## WHAT IS REQUIRED
Locate every line in the material below that has the word "Rate". Copy each of those lines.

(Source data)

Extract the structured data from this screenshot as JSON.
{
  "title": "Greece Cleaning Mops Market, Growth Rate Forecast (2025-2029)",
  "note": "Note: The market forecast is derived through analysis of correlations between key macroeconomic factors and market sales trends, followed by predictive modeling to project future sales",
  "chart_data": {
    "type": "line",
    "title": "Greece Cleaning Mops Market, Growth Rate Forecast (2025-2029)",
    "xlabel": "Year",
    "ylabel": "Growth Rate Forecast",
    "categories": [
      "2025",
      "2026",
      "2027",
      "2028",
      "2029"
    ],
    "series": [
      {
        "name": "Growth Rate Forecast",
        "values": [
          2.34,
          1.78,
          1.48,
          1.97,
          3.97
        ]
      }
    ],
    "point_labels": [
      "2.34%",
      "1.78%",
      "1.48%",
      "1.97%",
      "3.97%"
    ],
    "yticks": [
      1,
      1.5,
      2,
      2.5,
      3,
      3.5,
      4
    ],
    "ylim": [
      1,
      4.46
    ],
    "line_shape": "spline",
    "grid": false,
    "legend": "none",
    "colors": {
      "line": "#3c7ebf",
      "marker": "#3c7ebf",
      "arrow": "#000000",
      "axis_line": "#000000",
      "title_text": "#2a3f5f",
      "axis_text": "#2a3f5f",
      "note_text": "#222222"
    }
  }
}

## EXERCISE OUTPUT
  "title": "Greece Cleaning Mops Market, Growth Rate Forecast (2025-2029)",
    "title": "Greece Cleaning Mops Market, Growth Rate Forecast (2025-2029)",
    "ylabel": "Growth Rate Forecast",
        "name": "Growth Rate Forecast",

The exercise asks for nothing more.